EXCERPTED RECORDS:
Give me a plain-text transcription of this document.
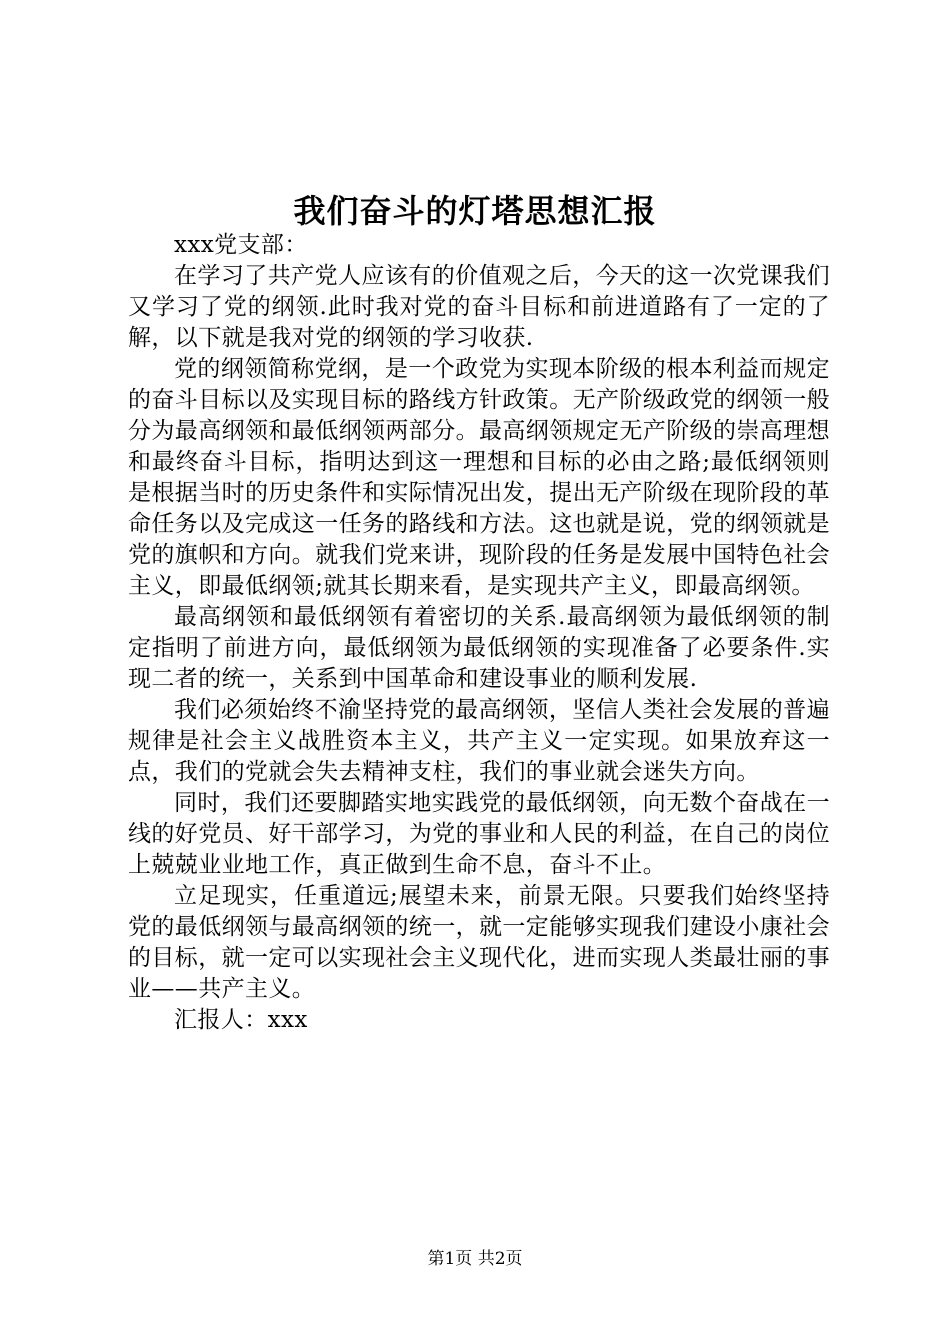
我们奋斗的灯塔思想汇报

xxx党支部：

在学习了共产党人应该有的价值观之后，今天的这一次党课我们又学习了党的纲领.此时我对党的奋斗目标和前进道路有了一定的了解，以下就是我对党的纲领的学习收获.

党的纲领简称党纲，是一个政党为实现本阶级的根本利益而规定的奋斗目标以及实现目标的路线方针政策。无产阶级政党的纲领一般分为最高纲领和最低纲领两部分。最高纲领规定无产阶级的崇高理想和最终奋斗目标，指明达到这一理想和目标的必由之路;最低纲领则是根据当时的历史条件和实际情况出发，提出无产阶级在现阶段的革命任务以及完成这一任务的路线和方法。这也就是说，党的纲领就是党的旗帜和方向。就我们党来讲，现阶段的任务是发展中国特色社会主义，即最低纲领;就其长期来看，是实现共产主义，即最高纲领。

最高纲领和最低纲领有着密切的关系.最高纲领为最低纲领的制定指明了前进方向，最低纲领为最低纲领的实现准备了必要条件.实现二者的统一，关系到中国革命和建设事业的顺利发展.

我们必须始终不渝坚持党的最高纲领，坚信人类社会发展的普遍规律是社会主义战胜资本主义，共产主义一定实现。如果放弃这一点，我们的党就会失去精神支柱，我们的事业就会迷失方向。

同时，我们还要脚踏实地实践党的最低纲领，向无数个奋战在一线的好党员、好干部学习，为党的事业和人民的利益，在自己的岗位上兢兢业业地工作，真正做到生命不息，奋斗不止。

立足现实，任重道远;展望未来，前景无限。只要我们始终坚持党的最低纲领与最高纲领的统一，就一定能够实现我们建设小康社会的目标，就一定可以实现社会主义现代化，进而实现人类最壮丽的事业——共产主义。

汇报人：xxx

第1页 共2页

WHAT IS NEEDED:
Every line of the material is to be quoted exactly, with no pictures carried over.

THE REPLY:
Give me a plain-text transcription of this document.
我们奋斗的灯塔思想汇报

xxx党支部：

在学习了共产党人应该有的价值观之后，今天的这一次党课我们又学习了党的纲领.此时我对党的奋斗目标和前进道路有了一定的了解，以下就是我对党的纲领的学习收获.

党的纲领简称党纲，是一个政党为实现本阶级的根本利益而规定的奋斗目标以及实现目标的路线方针政策。无产阶级政党的纲领一般分为最高纲领和最低纲领两部分。最高纲领规定无产阶级的崇高理想和最终奋斗目标，指明达到这一理想和目标的必由之路;最低纲领则是根据当时的历史条件和实际情况出发，提出无产阶级在现阶段的革命任务以及完成这一任务的路线和方法。这也就是说，党的纲领就是党的旗帜和方向。就我们党来讲，现阶段的任务是发展中国特色社会主义，即最低纲领;就其长期来看，是实现共产主义，即最高纲领。

最高纲领和最低纲领有着密切的关系.最高纲领为最低纲领的制定指明了前进方向，最低纲领为最低纲领的实现准备了必要条件.实现二者的统一，关系到中国革命和建设事业的顺利发展.

我们必须始终不渝坚持党的最高纲领，坚信人类社会发展的普遍规律是社会主义战胜资本主义，共产主义一定实现。如果放弃这一点，我们的党就会失去精神支柱，我们的事业就会迷失方向。

同时，我们还要脚踏实地实践党的最低纲领，向无数个奋战在一线的好党员、好干部学习，为党的事业和人民的利益，在自己的岗位上兢兢业业地工作，真正做到生命不息，奋斗不止。

立足现实，任重道远;展望未来，前景无限。只要我们始终坚持党的最低纲领与最高纲领的统一，就一定能够实现我们建设小康社会的目标，就一定可以实现社会主义现代化，进而实现人类最壮丽的事业——共产主义。

汇报人：xxx

第1页 共2页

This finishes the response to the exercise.